Task brief
Look for the string "secondary" in the lines and copy each line that has it.

Material for this task

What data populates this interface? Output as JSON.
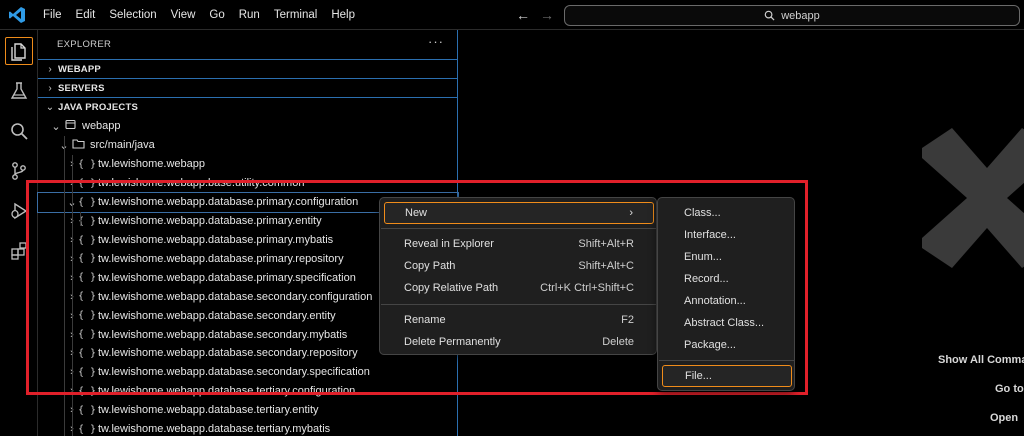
{
  "menu": [
    "File",
    "Edit",
    "Selection",
    "View",
    "Go",
    "Run",
    "Terminal",
    "Help"
  ],
  "search": {
    "text": "webapp",
    "icon": "search-icon"
  },
  "activity": [
    "explorer-icon",
    "testing-flask-icon",
    "search-icon",
    "source-control-icon",
    "run-debug-icon",
    "extensions-icon"
  ],
  "explorer": {
    "title": "EXPLORER",
    "more": "···",
    "sections": {
      "webapp": "WEBAPP",
      "servers": "SERVERS",
      "java_projects": "JAVA PROJECTS"
    },
    "project": "webapp",
    "src": "src/main/java",
    "pkg_icon": "{ }",
    "packages": [
      "tw.lewishome.webapp",
      "tw.lewishome.webapp.base.utility.common",
      "tw.lewishome.webapp.database.primary.configuration",
      "tw.lewishome.webapp.database.primary.entity",
      "tw.lewishome.webapp.database.primary.mybatis",
      "tw.lewishome.webapp.database.primary.repository",
      "tw.lewishome.webapp.database.primary.specification",
      "tw.lewishome.webapp.database.secondary.configuration",
      "tw.lewishome.webapp.database.secondary.entity",
      "tw.lewishome.webapp.database.secondary.mybatis",
      "tw.lewishome.webapp.database.secondary.repository",
      "tw.lewishome.webapp.database.secondary.specification",
      "tw.lewishome.webapp.database.tertiary.configuration",
      "tw.lewishome.webapp.database.tertiary.entity",
      "tw.lewishome.webapp.database.tertiary.mybatis"
    ]
  },
  "context_menu": {
    "new": "New",
    "reveal": {
      "label": "Reveal in Explorer",
      "kb": "Shift+Alt+R"
    },
    "copy_path": {
      "label": "Copy Path",
      "kb": "Shift+Alt+C"
    },
    "copy_rel": {
      "label": "Copy Relative Path",
      "kb": "Ctrl+K Ctrl+Shift+C"
    },
    "rename": {
      "label": "Rename",
      "kb": "F2"
    },
    "delete": {
      "label": "Delete Permanently",
      "kb": "Delete"
    }
  },
  "submenu": [
    "Class...",
    "Interface...",
    "Enum...",
    "Record...",
    "Annotation...",
    "Abstract Class...",
    "Package...",
    "File..."
  ],
  "welcome": {
    "show_all": "Show All Comma",
    "go_to": "Go to",
    "open": "Open "
  },
  "colors": {
    "accent": "#f08c1a",
    "highlight": "#e0202a",
    "border": "#2b6fb0"
  }
}
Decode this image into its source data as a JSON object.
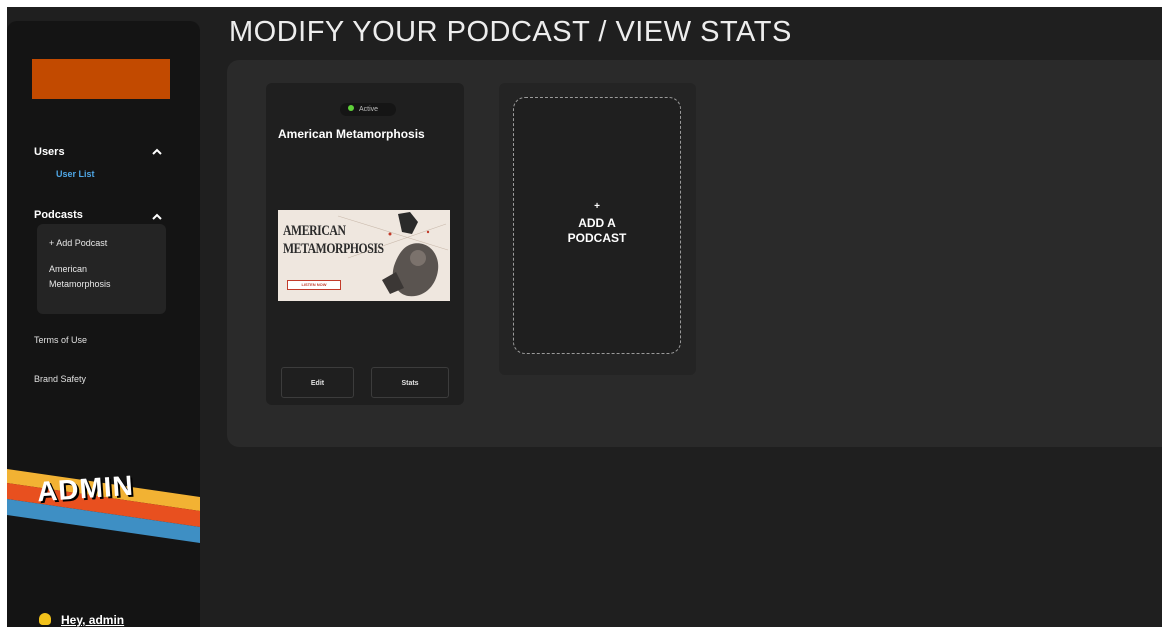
{
  "page": {
    "title": "MODIFY YOUR PODCAST / VIEW STATS"
  },
  "sidebar": {
    "sections": [
      {
        "label": "Users",
        "expanded": true,
        "children": [
          "User List"
        ]
      },
      {
        "label": "Podcasts",
        "expanded": true,
        "children": [
          "+ Add Podcast",
          "American Metamorphosis"
        ]
      }
    ],
    "submenu": {
      "add_podcast": "+ Add Podcast",
      "podcast_line1": "American",
      "podcast_line2": "Metamorphosis"
    },
    "users_label": "Users",
    "user_list_label": "User List",
    "podcasts_label": "Podcasts",
    "terms_label": "Terms of Use",
    "brand_safety_label": "Brand Safety",
    "banner_text": "ADMIN",
    "greeting": {
      "icon": "waving-hand-icon",
      "text": "Hey, admin"
    }
  },
  "podcast_card": {
    "status": "Active",
    "title": "American Metamorphosis",
    "cover": {
      "title_line1": "AMERICAN",
      "title_line2": "METAMORPHOSIS",
      "cta": "LISTEN NOW"
    },
    "edit_label": "Edit",
    "stats_label": "Stats"
  },
  "add_tile": {
    "plus": "+",
    "label_line1": "ADD A",
    "label_line2": "PODCAST"
  },
  "colors": {
    "accent_orange": "#c24a00",
    "link_blue": "#4fa7e6",
    "status_green": "#5fd13a",
    "background": "#1f1f1f",
    "sidebar": "#141414"
  }
}
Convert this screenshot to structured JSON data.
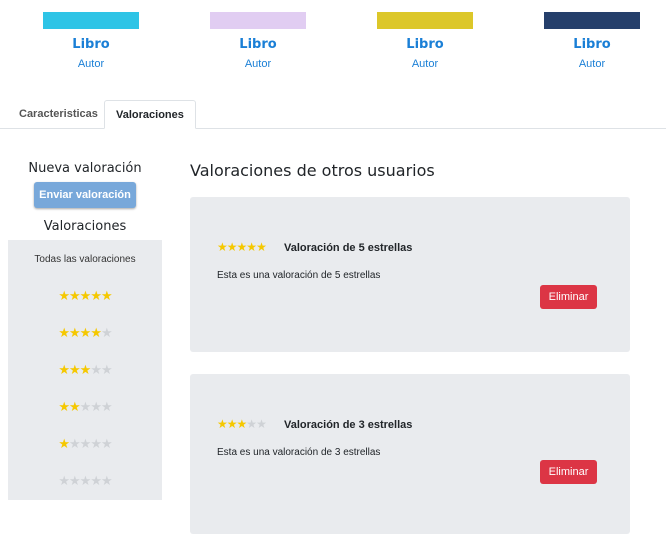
{
  "books": [
    {
      "title": "Libro",
      "author": "Autor",
      "color": "#2ec4e6"
    },
    {
      "title": "Libro",
      "author": "Autor",
      "color": "#e1cdf2"
    },
    {
      "title": "Libro",
      "author": "Autor",
      "color": "#dcc729"
    },
    {
      "title": "Libro",
      "author": "Autor",
      "color": "#253f6b"
    }
  ],
  "tabs": [
    {
      "label": "Caracteristicas",
      "active": false
    },
    {
      "label": "Valoraciones",
      "active": true
    }
  ],
  "sidebar": {
    "new_rating_heading": "Nueva valoración",
    "send_button": "Enviar valoración",
    "ratings_heading": "Valoraciones",
    "all_ratings": "Todas las valoraciones",
    "filters": [
      {
        "stars": 5
      },
      {
        "stars": 4
      },
      {
        "stars": 3
      },
      {
        "stars": 2
      },
      {
        "stars": 1
      },
      {
        "stars": 0
      }
    ]
  },
  "main": {
    "title": "Valoraciones de otros usuarios",
    "reviews": [
      {
        "stars": 5,
        "title": "Valoración de 5 estrellas",
        "text": "Esta es una valoración de 5 estrellas",
        "delete_label": "Eliminar"
      },
      {
        "stars": 3,
        "title": "Valoración de 3 estrellas",
        "text": "Esta es una valoración de 3 estrellas",
        "delete_label": "Eliminar"
      }
    ]
  },
  "colors": {
    "star_on": "#f5c800",
    "star_off": "#cfd2d6",
    "link": "#1a7fd6",
    "danger": "#dc3545",
    "primary_muted": "#78a8da"
  }
}
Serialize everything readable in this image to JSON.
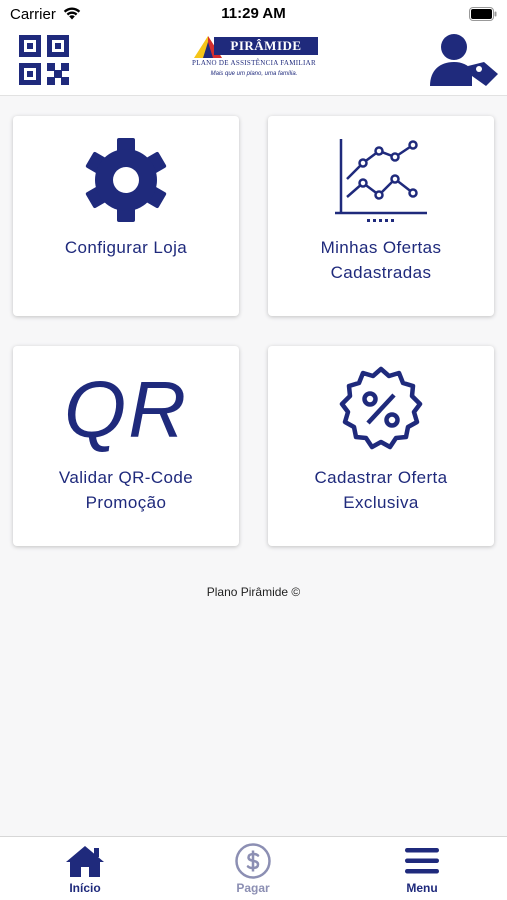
{
  "status_bar": {
    "carrier": "Carrier",
    "time": "11:29 AM"
  },
  "header": {
    "brand_name": "PIRÂMIDE",
    "brand_subtitle": "PLANO DE ASSISTÊNCIA FAMILIAR",
    "brand_tagline": "Mais que um plano, uma família.",
    "colors": {
      "primary": "#1f2a7c",
      "accent_yellow": "#f5c518",
      "accent_red": "#d32f2f"
    }
  },
  "cards": [
    {
      "label": "Configurar Loja",
      "icon": "gear-icon"
    },
    {
      "label": "Minhas Ofertas Cadastradas",
      "icon": "line-chart-icon"
    },
    {
      "label": "Validar QR-Code Promoção",
      "icon": "qr-text-icon",
      "icon_text": "QR"
    },
    {
      "label": "Cadastrar Oferta Exclusiva",
      "icon": "percent-badge-icon"
    }
  ],
  "footer": {
    "text": "Plano Pirâmide ©"
  },
  "tabbar": {
    "items": [
      {
        "label": "Início",
        "icon": "home-icon",
        "active": true
      },
      {
        "label": "Pagar",
        "icon": "dollar-circle-icon",
        "active": false
      },
      {
        "label": "Menu",
        "icon": "hamburger-icon",
        "active": true
      }
    ]
  }
}
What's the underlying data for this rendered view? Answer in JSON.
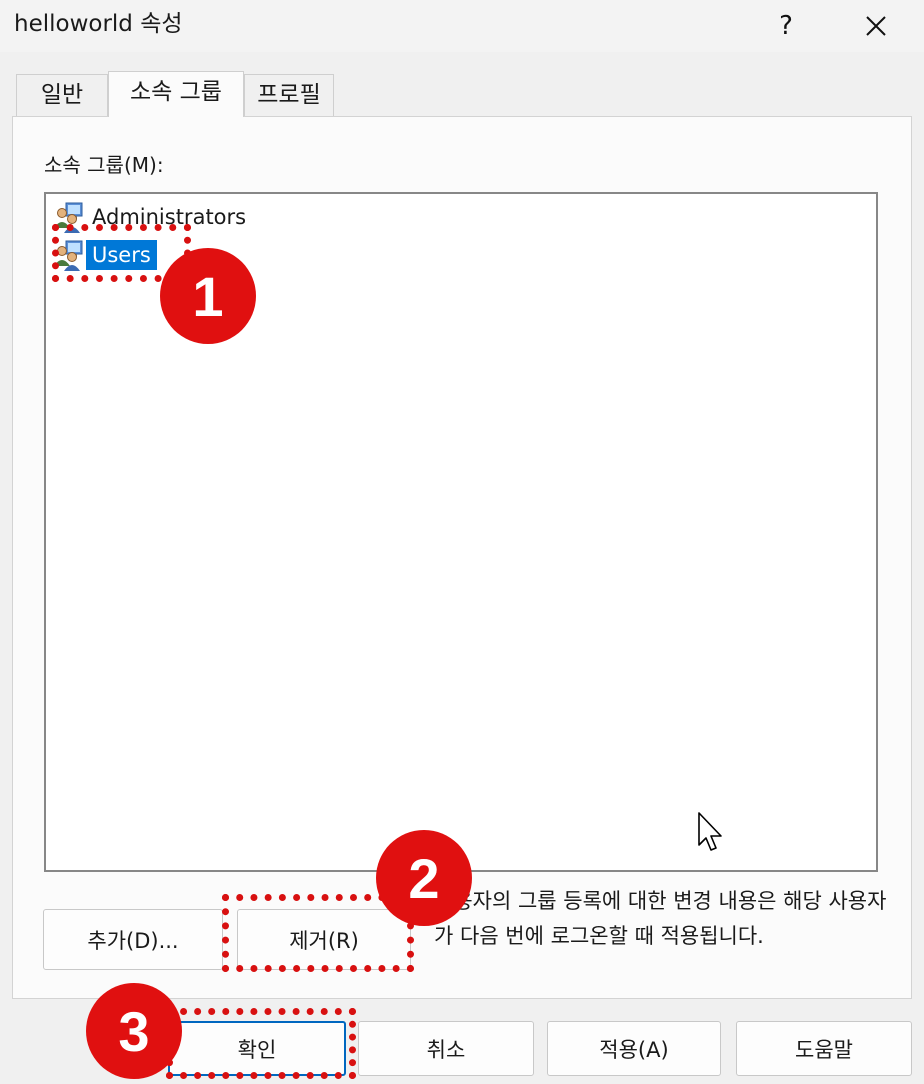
{
  "window": {
    "title": "helloworld 속성",
    "help_label": "?",
    "close_label": "✕"
  },
  "tabs": [
    {
      "label": "일반",
      "active": false
    },
    {
      "label": "소속 그룹",
      "active": true
    },
    {
      "label": "프로필",
      "active": false
    }
  ],
  "member_of": {
    "label": "소속 그룹(M):",
    "items": [
      {
        "name": "Administrators",
        "icon": "group-icon",
        "selected": false
      },
      {
        "name": "Users",
        "icon": "group-icon",
        "selected": true
      }
    ]
  },
  "actions": {
    "add_label": "추가(D)...",
    "remove_label": "제거(R)"
  },
  "info_text": "사용자의 그룹 등록에 대한 변경 내용은 해당 사용자가 다음 번에 로그온할 때 적용됩니다.",
  "footer": {
    "ok_label": "확인",
    "cancel_label": "취소",
    "apply_label": "적용(A)",
    "help_label": "도움말"
  },
  "annotations": {
    "badge_1": "1",
    "badge_2": "2",
    "badge_3": "3",
    "color": "#e01010"
  }
}
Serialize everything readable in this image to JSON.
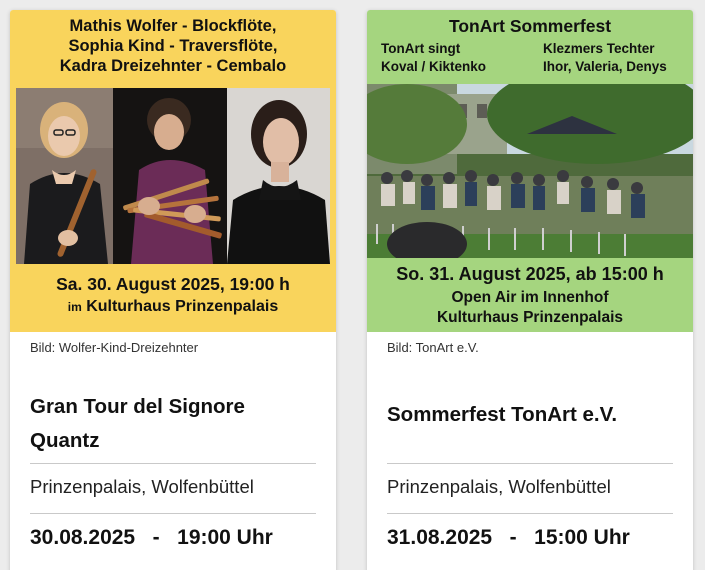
{
  "cards": [
    {
      "poster": {
        "lines": [
          "Mathis Wolfer - Blockflöte,",
          "Sophia Kind - Traversflöte,",
          "Kadra Dreizehnter - Cembalo"
        ],
        "date_line": "Sa. 30. August 2025, 19:00 h",
        "venue_prefix": "im",
        "venue_name": "Kulturhaus Prinzenpalais"
      },
      "credit": "Bild: Wolfer-Kind-Dreizehnter",
      "title": "Gran Tour del Signore Quantz",
      "venue": "Prinzenpalais, Wolfenbüttel",
      "date": "30.08.2025",
      "separator": "-",
      "time": "19:00 Uhr"
    },
    {
      "poster": {
        "title": "TonArt Sommerfest",
        "left_lines": [
          "TonArt singt",
          "Koval / Kiktenko"
        ],
        "right_lines": [
          "Klezmers Techter",
          "Ihor, Valeria, Denys"
        ],
        "date_line": "So. 31. August 2025, ab 15:00 h",
        "line2": "Open Air im Innenhof",
        "line3": "Kulturhaus Prinzenpalais"
      },
      "credit": "Bild: TonArt e.V.",
      "title": "Sommerfest TonArt e.V.",
      "venue": "Prinzenpalais, Wolfenbüttel",
      "date": "31.08.2025",
      "separator": "-",
      "time": "15:00 Uhr"
    }
  ],
  "colors": {
    "poster1_bg": "#f9d45c",
    "poster2_bg": "#a5d57f",
    "card_bg": "#ffffff",
    "page_bg": "#ececec"
  }
}
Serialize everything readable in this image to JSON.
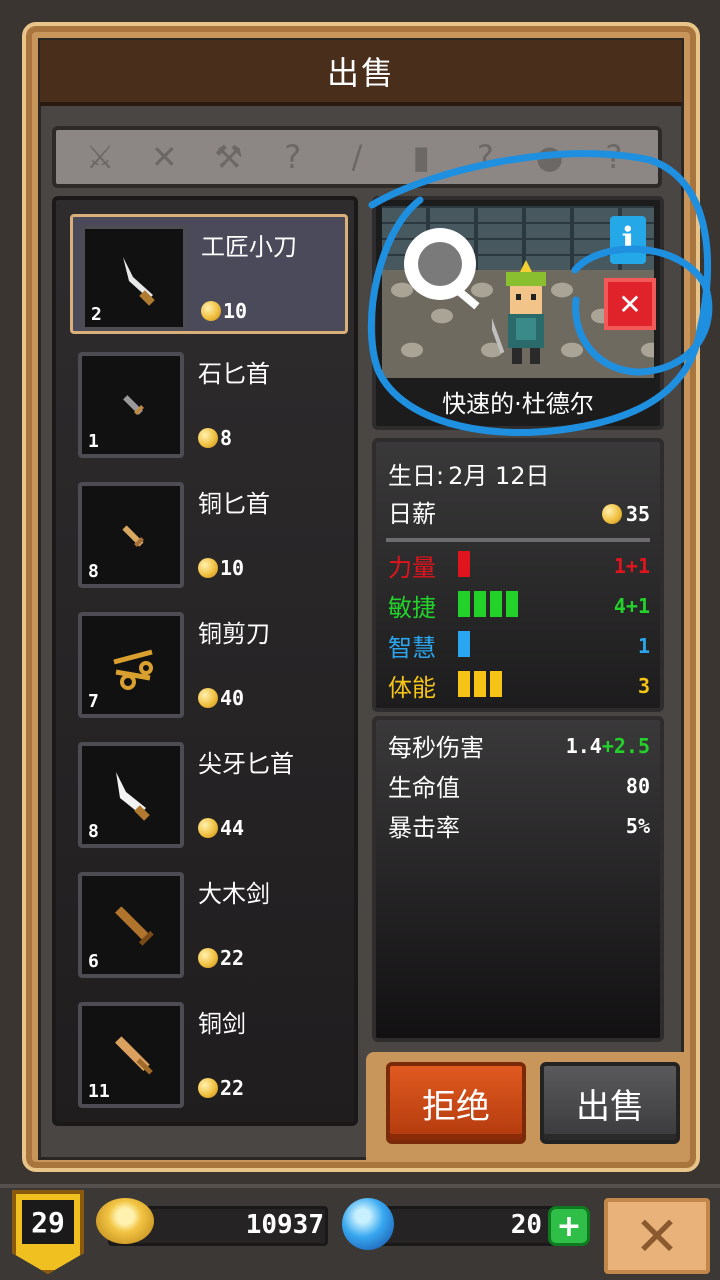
{
  "title": "出售",
  "filter_icons": [
    "dagger-icon",
    "sword-icon",
    "axe-icon",
    "question-icon",
    "staff-icon",
    "bottle-icon",
    "question-icon",
    "pot-icon",
    "question-icon"
  ],
  "items": [
    {
      "name": "工匠小刀",
      "level": "2",
      "price": "10",
      "weapon": "knife-icon"
    },
    {
      "name": "石匕首",
      "level": "1",
      "price": "8",
      "weapon": "dagger-icon"
    },
    {
      "name": "铜匕首",
      "level": "8",
      "price": "10",
      "weapon": "dagger-icon"
    },
    {
      "name": "铜剪刀",
      "level": "7",
      "price": "40",
      "weapon": "scissors-icon"
    },
    {
      "name": "尖牙匕首",
      "level": "8",
      "price": "44",
      "weapon": "fang-icon"
    },
    {
      "name": "大木剑",
      "level": "6",
      "price": "22",
      "weapon": "sword-icon"
    },
    {
      "name": "铜剑",
      "level": "11",
      "price": "22",
      "weapon": "sword-icon"
    }
  ],
  "hero": {
    "name": "快速的·杜德尔",
    "info_label": "i",
    "birthday_label": "生日:",
    "birthday_value": "2月 12日",
    "salary_label": "日薪",
    "salary_value": "35",
    "stats": [
      {
        "name": "力量",
        "value": "1+1",
        "bars": 1,
        "color": "#e0141c"
      },
      {
        "name": "敏捷",
        "value": "4+1",
        "bars": 4,
        "color": "#22d22a"
      },
      {
        "name": "智慧",
        "value": "1",
        "bars": 1,
        "color": "#2aa6f0"
      },
      {
        "name": "体能",
        "value": "3",
        "bars": 3,
        "color": "#f5c416"
      }
    ],
    "combat": [
      {
        "name": "每秒伤害",
        "value": "1.4",
        "bonus": "+2.5"
      },
      {
        "name": "生命值",
        "value": "80",
        "bonus": ""
      },
      {
        "name": "暴击率",
        "value": "5%",
        "bonus": ""
      }
    ]
  },
  "buttons": {
    "reject": "拒绝",
    "sell": "出售"
  },
  "hud": {
    "level": "29",
    "gold": "10937",
    "gems": "20",
    "plus": "+",
    "close": "✕"
  }
}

Exercise response
      "tw.lewishome.webapp.database.secondary.configuration",
      "tw.lewishome.webapp.database.secondary.entity",
      "tw.lewishome.webapp.database.secondary.mybatis",
      "tw.lewishome.webapp.database.secondary.repository",
      "tw.lewishome.webapp.database.secondary.specification",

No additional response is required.